## START RECORDS FOR THIS TASK

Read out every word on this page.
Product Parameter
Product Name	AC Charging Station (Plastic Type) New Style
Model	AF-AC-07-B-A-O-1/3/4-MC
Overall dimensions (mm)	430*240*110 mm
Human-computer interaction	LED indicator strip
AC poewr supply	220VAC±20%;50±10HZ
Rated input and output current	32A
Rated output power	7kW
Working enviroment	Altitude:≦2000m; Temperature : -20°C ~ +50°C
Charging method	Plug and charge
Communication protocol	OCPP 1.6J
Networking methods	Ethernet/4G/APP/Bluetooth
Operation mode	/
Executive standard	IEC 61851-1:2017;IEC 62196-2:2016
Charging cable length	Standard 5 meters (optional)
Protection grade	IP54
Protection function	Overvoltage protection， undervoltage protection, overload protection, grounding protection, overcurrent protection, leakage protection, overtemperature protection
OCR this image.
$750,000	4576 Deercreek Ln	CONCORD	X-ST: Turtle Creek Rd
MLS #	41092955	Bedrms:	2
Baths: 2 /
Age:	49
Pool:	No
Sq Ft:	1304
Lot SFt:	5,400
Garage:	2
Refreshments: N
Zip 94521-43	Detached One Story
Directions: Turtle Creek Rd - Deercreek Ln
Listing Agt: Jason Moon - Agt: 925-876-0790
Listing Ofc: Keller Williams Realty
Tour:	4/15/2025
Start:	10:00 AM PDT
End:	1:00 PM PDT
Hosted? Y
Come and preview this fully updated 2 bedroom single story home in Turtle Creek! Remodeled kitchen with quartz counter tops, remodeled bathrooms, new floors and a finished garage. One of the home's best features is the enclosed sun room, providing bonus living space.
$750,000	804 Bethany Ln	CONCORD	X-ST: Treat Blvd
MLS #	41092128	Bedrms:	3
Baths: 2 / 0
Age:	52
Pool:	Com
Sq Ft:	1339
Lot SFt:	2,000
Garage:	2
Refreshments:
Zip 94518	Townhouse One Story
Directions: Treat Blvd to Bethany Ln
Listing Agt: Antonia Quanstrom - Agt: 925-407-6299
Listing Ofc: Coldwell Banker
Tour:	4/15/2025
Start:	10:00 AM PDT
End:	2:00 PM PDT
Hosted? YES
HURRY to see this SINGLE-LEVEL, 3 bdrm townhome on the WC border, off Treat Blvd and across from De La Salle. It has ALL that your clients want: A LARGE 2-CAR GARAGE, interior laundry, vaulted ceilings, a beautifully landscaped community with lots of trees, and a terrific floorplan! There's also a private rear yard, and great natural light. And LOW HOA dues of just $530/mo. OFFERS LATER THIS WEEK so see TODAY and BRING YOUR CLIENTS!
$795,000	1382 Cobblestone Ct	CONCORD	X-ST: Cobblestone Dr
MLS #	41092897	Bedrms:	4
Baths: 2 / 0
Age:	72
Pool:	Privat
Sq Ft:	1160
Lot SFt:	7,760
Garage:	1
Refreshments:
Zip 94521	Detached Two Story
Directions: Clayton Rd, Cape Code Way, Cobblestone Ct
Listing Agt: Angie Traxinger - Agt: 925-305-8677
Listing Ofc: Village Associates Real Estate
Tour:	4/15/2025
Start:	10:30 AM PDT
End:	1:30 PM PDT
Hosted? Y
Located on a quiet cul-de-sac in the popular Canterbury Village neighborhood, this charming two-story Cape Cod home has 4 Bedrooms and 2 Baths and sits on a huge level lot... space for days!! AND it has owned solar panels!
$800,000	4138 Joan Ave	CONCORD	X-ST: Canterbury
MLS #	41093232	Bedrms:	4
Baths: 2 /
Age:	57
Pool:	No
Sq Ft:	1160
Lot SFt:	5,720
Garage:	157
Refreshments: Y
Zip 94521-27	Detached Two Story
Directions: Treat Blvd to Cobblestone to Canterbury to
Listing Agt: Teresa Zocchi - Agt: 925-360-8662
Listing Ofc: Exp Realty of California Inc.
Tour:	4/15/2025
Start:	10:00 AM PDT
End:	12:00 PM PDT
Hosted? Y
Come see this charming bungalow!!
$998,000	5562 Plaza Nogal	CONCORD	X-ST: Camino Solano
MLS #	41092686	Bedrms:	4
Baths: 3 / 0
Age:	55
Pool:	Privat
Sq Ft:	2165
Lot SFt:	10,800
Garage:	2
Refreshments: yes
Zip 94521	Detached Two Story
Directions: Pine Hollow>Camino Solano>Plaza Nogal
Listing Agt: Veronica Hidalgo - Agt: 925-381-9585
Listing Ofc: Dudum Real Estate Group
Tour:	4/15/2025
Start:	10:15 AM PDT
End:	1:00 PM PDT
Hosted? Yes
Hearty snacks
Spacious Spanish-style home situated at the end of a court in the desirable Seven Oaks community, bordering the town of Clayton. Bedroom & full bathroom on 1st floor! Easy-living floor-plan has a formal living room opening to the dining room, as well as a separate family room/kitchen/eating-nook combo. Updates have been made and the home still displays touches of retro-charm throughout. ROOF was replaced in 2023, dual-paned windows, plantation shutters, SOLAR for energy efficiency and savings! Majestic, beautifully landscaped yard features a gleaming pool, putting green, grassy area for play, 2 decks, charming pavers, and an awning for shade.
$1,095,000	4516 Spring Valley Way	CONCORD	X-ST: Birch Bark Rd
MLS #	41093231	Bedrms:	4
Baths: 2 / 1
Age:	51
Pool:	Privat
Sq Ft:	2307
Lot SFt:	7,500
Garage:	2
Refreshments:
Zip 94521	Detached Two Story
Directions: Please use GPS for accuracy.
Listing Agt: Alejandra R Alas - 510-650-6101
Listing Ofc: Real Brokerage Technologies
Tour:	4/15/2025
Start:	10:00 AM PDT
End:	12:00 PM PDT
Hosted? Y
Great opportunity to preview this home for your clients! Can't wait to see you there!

## END RECORDS FOR THIS TASK

**WHAT YOU SHOULD DO**. Copy out every line of the listing that includes the string "Charging".

**SOLUTION TO THE EXERCISE**.
Product Name	AC Charging Station (Plastic Type) New Style
Charging method	Plug and charge
Charging cable length	Standard 5 meters (optional)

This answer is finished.